##### Dataset rows #####
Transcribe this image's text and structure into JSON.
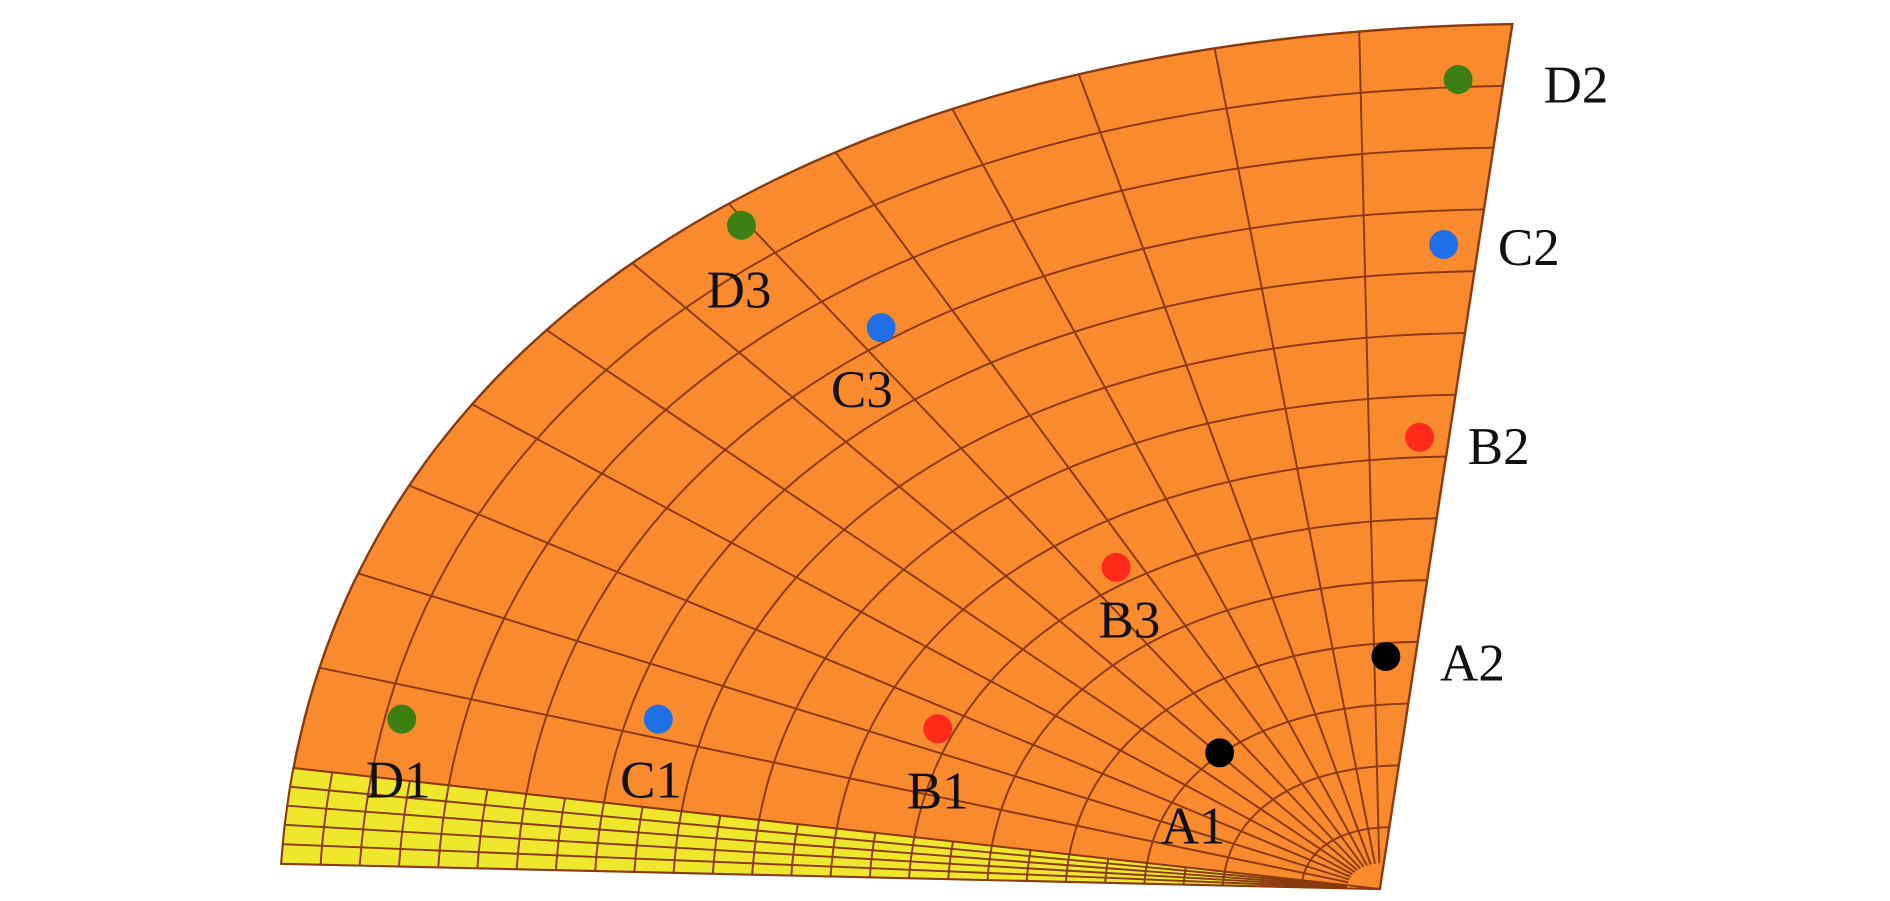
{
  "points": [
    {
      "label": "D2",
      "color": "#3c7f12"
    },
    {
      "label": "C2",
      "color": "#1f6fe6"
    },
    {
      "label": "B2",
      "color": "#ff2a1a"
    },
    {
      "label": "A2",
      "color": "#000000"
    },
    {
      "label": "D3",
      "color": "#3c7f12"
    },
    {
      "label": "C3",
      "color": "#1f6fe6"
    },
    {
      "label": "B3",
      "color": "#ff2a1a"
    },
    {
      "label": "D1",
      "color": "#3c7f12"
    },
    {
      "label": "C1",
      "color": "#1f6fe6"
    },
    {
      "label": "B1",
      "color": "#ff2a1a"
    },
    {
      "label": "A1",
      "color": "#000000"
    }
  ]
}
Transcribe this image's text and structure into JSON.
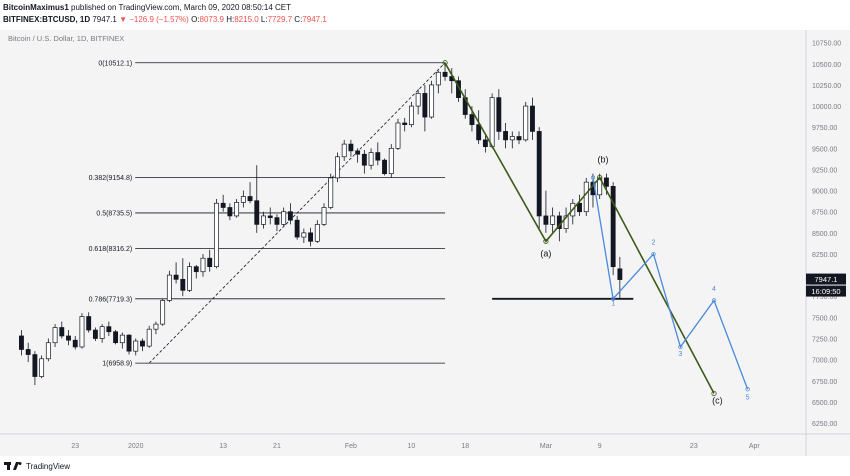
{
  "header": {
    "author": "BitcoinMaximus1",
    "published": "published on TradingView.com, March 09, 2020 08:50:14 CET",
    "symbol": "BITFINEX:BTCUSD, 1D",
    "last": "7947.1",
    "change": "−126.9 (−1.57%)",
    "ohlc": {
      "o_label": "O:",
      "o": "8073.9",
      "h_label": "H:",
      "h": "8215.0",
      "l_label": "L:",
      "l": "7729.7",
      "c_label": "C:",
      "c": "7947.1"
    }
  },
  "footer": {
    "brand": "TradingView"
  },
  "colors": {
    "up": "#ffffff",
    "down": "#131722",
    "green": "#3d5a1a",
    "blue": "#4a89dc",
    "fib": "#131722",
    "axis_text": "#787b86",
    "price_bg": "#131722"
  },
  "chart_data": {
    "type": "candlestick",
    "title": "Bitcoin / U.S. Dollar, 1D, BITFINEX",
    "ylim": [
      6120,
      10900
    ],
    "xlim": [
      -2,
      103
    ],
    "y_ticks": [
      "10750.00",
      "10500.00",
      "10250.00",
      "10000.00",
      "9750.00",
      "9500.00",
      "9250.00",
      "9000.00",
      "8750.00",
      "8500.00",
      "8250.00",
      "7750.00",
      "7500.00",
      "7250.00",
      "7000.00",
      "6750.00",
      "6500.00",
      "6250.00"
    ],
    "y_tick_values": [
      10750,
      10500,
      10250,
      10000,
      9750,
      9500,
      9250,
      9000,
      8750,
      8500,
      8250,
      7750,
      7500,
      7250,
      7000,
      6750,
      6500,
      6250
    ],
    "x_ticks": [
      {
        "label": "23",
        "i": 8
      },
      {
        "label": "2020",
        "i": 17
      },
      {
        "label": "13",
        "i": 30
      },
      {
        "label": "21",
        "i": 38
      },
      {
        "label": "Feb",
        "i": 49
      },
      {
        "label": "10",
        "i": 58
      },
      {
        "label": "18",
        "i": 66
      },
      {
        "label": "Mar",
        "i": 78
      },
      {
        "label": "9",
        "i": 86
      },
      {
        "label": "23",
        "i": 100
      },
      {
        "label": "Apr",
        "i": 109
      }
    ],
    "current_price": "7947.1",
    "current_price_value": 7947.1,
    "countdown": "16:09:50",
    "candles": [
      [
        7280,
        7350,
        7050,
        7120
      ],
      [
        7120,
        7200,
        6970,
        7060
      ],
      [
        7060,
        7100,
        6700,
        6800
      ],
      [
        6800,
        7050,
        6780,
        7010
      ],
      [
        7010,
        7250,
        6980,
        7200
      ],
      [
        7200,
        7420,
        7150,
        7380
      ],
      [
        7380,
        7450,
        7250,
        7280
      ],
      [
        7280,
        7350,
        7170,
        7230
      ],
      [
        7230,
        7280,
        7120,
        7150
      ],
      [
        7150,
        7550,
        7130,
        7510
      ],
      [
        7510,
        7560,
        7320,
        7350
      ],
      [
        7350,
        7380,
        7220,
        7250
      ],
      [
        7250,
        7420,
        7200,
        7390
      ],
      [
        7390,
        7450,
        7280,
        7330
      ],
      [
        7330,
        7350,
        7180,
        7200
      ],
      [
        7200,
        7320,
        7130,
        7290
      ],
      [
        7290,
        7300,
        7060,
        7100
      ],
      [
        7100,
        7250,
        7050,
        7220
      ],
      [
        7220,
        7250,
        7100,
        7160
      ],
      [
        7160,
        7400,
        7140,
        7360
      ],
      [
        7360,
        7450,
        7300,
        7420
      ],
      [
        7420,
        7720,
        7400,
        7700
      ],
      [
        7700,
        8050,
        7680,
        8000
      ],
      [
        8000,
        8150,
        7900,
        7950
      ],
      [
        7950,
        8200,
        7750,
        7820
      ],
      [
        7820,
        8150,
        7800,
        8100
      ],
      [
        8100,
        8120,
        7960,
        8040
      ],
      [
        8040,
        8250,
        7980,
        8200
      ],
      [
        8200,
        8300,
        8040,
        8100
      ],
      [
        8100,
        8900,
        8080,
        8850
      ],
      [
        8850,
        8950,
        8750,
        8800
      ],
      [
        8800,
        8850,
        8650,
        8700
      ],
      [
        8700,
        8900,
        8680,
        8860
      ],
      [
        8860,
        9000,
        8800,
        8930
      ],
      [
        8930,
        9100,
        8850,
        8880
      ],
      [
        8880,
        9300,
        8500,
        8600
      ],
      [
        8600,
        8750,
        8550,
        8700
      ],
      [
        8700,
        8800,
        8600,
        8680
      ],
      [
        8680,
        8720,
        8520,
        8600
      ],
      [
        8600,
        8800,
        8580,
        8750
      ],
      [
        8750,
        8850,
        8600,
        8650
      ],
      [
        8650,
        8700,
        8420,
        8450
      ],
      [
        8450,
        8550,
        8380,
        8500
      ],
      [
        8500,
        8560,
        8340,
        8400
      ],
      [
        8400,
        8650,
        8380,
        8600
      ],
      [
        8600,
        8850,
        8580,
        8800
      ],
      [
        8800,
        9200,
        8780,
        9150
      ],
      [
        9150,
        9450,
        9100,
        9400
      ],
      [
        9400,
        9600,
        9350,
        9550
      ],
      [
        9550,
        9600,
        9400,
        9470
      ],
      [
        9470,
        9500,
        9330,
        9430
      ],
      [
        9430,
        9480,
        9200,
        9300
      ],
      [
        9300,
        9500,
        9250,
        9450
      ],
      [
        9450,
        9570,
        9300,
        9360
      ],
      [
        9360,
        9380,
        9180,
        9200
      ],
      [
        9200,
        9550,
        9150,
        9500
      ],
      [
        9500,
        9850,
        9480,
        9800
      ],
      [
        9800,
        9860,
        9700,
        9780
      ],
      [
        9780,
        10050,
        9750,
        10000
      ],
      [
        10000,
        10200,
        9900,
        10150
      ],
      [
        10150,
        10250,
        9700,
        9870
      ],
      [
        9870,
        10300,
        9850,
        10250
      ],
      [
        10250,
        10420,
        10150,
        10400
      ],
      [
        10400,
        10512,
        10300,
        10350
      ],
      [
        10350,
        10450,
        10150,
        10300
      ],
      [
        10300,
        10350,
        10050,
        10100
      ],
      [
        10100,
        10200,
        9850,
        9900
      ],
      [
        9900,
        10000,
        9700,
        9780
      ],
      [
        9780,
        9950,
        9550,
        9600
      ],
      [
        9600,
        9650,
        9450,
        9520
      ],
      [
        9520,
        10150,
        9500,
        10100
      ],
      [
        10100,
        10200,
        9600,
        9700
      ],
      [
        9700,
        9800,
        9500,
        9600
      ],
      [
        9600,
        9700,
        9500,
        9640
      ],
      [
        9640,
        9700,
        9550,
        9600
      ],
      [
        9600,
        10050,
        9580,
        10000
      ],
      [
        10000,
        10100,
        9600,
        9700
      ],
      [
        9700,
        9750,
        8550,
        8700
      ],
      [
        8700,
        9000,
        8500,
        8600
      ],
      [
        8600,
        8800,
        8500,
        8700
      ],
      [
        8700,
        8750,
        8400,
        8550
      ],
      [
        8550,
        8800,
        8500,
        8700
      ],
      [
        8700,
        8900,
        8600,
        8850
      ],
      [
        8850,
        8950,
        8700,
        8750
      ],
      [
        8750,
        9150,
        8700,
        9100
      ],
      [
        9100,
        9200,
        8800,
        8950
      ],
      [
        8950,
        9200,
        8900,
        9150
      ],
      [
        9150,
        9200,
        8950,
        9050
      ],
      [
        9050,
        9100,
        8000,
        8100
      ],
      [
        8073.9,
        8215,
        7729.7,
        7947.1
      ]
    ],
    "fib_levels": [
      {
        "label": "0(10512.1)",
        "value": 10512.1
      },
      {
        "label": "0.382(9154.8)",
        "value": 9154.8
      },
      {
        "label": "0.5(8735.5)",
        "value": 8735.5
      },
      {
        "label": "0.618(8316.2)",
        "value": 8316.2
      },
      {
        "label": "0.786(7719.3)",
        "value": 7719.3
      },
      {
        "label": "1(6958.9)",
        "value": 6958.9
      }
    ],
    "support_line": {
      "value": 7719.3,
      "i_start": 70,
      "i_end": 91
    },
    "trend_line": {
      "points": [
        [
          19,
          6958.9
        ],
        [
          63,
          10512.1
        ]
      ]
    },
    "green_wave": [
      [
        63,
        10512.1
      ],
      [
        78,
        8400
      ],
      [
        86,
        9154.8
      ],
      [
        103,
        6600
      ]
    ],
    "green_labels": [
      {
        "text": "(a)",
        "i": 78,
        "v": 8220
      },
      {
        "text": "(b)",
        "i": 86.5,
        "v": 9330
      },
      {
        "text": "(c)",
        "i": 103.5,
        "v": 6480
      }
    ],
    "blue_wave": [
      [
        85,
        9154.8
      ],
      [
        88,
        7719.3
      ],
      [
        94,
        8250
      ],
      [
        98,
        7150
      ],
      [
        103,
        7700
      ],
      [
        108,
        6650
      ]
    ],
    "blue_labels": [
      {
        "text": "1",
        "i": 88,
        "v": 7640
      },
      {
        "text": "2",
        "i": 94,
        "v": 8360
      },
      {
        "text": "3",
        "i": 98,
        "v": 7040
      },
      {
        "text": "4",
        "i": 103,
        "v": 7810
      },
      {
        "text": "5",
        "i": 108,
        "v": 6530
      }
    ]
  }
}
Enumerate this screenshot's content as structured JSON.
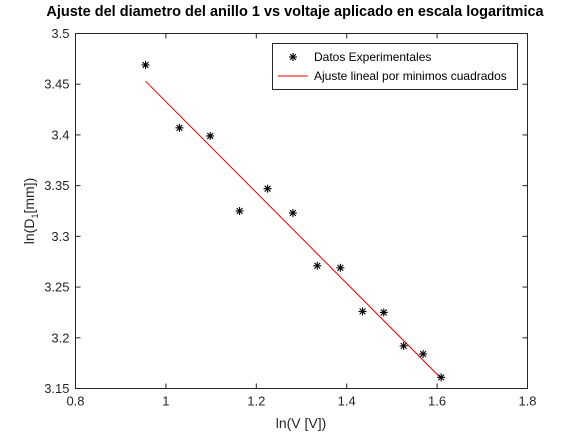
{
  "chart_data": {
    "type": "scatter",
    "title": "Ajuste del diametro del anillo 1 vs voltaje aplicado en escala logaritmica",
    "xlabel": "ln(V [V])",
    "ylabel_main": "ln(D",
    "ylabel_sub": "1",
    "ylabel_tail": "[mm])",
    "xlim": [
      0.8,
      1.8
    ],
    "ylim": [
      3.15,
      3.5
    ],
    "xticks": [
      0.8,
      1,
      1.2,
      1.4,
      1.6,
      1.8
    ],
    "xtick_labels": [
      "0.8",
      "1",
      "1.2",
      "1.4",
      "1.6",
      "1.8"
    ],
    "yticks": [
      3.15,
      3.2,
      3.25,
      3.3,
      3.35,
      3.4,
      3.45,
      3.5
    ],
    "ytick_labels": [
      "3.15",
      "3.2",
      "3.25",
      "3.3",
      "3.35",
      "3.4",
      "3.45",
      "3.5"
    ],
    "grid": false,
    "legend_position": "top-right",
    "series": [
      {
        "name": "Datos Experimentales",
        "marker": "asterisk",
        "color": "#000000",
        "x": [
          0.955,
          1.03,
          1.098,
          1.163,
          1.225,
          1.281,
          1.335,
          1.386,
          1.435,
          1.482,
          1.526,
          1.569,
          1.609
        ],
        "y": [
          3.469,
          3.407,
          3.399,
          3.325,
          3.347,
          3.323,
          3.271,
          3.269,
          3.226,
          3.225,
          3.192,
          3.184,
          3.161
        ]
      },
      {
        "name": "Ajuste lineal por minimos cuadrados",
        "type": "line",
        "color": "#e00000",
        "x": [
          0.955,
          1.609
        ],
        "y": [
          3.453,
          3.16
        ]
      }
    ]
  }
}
#####
## Given task:
Every line above that contains the word "BITFINEX" should be reported.

## Finished answer:
    "symbol": "BITFINEX:BTCUSD, 1D",
    "title": "Bitcoin / U.S. Dollar, 1D, BITFINEX",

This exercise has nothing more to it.